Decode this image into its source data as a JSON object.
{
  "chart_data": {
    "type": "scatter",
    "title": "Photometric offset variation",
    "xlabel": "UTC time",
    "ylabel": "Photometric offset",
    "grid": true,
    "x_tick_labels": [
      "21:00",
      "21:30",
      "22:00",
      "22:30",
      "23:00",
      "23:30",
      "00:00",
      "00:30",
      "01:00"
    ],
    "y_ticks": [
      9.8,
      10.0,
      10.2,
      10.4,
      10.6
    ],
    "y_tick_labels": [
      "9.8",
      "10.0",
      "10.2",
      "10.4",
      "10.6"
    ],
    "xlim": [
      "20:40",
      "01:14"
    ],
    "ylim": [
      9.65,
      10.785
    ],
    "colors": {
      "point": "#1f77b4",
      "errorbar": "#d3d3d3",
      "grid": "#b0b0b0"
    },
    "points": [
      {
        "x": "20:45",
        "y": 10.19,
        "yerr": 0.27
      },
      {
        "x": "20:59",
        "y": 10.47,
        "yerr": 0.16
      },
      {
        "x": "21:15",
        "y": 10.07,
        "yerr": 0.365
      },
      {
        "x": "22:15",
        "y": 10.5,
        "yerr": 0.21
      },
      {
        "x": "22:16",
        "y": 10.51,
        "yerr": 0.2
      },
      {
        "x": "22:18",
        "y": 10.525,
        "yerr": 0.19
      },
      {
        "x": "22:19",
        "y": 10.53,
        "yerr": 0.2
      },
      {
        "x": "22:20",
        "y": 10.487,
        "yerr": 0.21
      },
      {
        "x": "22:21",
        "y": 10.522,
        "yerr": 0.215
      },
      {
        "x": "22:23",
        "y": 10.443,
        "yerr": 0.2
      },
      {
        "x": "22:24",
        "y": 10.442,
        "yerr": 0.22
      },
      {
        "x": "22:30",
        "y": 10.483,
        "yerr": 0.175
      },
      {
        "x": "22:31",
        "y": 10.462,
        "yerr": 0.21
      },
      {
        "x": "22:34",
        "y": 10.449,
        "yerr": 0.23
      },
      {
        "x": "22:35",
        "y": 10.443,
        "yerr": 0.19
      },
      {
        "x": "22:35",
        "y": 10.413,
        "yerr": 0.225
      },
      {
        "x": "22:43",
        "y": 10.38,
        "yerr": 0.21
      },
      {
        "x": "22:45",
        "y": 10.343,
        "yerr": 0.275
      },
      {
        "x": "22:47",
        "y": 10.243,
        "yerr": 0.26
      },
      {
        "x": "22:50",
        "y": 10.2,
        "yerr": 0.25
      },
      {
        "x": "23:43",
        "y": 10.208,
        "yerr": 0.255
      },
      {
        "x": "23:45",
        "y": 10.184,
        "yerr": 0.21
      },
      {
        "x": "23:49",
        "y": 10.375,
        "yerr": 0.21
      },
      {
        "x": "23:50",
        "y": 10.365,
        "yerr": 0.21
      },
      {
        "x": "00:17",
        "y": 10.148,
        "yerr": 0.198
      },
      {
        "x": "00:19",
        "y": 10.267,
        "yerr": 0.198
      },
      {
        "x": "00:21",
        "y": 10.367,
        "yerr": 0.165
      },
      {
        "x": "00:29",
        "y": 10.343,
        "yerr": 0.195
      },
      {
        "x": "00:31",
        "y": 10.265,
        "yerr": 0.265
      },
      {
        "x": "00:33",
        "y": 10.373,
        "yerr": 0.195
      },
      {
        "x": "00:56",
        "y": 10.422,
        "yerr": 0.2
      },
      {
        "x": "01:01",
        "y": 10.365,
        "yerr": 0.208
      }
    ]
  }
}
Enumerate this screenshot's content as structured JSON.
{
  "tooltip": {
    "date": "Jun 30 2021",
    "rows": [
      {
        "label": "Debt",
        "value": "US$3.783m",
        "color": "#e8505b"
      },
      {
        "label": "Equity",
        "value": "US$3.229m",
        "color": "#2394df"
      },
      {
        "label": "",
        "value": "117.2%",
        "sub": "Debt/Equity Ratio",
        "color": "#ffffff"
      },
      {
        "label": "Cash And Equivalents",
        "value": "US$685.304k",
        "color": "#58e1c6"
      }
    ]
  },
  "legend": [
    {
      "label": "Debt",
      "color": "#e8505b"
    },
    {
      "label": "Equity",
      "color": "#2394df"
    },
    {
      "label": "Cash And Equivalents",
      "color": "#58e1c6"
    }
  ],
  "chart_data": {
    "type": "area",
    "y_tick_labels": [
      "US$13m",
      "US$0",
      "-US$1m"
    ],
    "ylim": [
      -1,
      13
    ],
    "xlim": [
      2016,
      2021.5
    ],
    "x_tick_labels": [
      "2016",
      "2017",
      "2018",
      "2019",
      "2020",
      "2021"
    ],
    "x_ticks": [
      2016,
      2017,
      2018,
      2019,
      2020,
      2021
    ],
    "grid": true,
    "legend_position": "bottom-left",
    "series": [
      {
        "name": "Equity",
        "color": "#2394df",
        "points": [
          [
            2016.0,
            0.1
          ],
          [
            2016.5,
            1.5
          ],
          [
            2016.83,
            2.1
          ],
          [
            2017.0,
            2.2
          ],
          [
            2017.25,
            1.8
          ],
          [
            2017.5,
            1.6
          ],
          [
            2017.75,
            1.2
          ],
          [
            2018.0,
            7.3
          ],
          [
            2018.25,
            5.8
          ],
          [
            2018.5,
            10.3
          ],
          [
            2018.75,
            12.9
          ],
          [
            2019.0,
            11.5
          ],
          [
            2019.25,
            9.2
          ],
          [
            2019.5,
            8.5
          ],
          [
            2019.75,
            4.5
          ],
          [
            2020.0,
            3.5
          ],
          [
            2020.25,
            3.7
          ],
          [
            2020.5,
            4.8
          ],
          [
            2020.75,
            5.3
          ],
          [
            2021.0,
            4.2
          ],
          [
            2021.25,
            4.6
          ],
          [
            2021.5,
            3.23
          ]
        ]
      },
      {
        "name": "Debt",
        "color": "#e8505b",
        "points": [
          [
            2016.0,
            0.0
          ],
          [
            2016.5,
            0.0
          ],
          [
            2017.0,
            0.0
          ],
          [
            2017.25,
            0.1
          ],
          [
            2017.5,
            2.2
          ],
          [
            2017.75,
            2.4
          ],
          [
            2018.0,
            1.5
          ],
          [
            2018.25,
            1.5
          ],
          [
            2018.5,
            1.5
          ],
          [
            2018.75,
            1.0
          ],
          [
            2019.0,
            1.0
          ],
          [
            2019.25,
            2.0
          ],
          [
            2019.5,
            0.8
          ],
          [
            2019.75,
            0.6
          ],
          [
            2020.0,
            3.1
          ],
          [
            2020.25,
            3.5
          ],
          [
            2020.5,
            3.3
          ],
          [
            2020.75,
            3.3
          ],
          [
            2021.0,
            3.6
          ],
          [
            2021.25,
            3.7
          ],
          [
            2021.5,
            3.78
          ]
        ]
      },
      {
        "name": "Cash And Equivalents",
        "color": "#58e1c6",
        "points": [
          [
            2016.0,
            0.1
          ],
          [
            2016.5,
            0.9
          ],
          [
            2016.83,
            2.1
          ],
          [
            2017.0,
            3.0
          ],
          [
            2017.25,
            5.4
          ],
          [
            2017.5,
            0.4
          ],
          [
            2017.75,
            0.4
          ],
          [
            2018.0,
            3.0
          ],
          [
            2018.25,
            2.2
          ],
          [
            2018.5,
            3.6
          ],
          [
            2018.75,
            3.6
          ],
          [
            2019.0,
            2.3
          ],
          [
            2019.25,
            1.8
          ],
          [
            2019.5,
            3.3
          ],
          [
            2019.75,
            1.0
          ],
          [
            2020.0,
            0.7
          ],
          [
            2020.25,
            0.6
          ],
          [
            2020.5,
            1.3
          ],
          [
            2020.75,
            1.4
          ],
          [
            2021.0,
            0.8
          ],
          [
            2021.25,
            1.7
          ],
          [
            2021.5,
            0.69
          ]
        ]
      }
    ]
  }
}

· · · · ·

» Set exercise: Copy every line in the entries above that has the string "Cash" in it.

» Final result:
        "label": "Cash And Equivalents",
      "label": "Cash And Equivalents",
        "name": "Cash And Equivalents",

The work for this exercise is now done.